** Begin Extracted data **

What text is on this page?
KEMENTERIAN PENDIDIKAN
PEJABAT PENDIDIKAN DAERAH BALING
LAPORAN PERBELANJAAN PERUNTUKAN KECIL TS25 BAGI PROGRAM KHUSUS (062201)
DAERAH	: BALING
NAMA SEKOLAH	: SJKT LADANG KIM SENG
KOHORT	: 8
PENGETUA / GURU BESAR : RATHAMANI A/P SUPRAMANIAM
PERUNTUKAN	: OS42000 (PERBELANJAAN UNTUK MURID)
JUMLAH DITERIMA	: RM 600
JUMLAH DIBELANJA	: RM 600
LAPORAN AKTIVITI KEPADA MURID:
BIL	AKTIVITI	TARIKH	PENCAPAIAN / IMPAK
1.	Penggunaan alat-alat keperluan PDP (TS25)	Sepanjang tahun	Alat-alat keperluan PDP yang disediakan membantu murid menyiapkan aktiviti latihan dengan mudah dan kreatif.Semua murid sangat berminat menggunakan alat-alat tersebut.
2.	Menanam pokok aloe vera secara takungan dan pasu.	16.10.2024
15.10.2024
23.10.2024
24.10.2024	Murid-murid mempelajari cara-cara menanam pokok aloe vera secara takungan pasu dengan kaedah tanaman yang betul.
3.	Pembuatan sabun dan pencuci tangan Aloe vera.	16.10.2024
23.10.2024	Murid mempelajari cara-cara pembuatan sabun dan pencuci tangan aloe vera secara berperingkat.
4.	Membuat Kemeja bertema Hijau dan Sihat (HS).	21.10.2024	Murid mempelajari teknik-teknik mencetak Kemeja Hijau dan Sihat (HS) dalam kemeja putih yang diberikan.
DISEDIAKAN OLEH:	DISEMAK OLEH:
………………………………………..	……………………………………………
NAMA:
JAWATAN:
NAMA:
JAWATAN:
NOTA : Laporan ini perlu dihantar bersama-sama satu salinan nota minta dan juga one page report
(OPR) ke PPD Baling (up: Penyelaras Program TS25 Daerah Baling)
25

** End Extracted data **

Return what is listed above, exactly and completely.

What text is on this page?
KEMENTERIAN PENDIDIKAN
PEJABAT PENDIDIKAN DAERAH BALING
LAPORAN PERBELANJAAN PERUNTUKAN KECIL TS25 BAGI PROGRAM KHUSUS (062201)
DAERAH	: BALING
NAMA SEKOLAH	: SJKT LADANG KIM SENG
KOHORT	: 8
PENGETUA / GURU BESAR : RATHAMANI A/P SUPRAMANIAM
PERUNTUKAN	: OS42000 (PERBELANJAAN UNTUK MURID)
JUMLAH DITERIMA	: RM 600
JUMLAH DIBELANJA	: RM 600
LAPORAN AKTIVITI KEPADA MURID:
BIL	AKTIVITI	TARIKH	PENCAPAIAN / IMPAK
1.	Penggunaan alat-alat keperluan PDP (TS25)	Sepanjang tahun	Alat-alat keperluan PDP yang disediakan membantu murid menyiapkan aktiviti latihan dengan mudah dan kreatif.Semua murid sangat berminat menggunakan alat-alat tersebut.
2.	Menanam pokok aloe vera secara takungan dan pasu.	16.10.2024
15.10.2024
23.10.2024
24.10.2024	Murid-murid mempelajari cara-cara menanam pokok aloe vera secara takungan pasu dengan kaedah tanaman yang betul.
3.	Pembuatan sabun dan pencuci tangan Aloe vera.	16.10.2024
23.10.2024	Murid mempelajari cara-cara pembuatan sabun dan pencuci tangan aloe vera secara berperingkat.
4.	Membuat Kemeja bertema Hijau dan Sihat (HS).	21.10.2024	Murid mempelajari teknik-teknik mencetak Kemeja Hijau dan Sihat (HS) dalam kemeja putih yang diberikan.
DISEDIAKAN OLEH:	DISEMAK OLEH:
………………………………………..	……………………………………………
NAMA:
JAWATAN:
NAMA:
JAWATAN:
NOTA : Laporan ini perlu dihantar bersama-sama satu salinan nota minta dan juga one page report
(OPR) ke PPD Baling (up: Penyelaras Program TS25 Daerah Baling)
25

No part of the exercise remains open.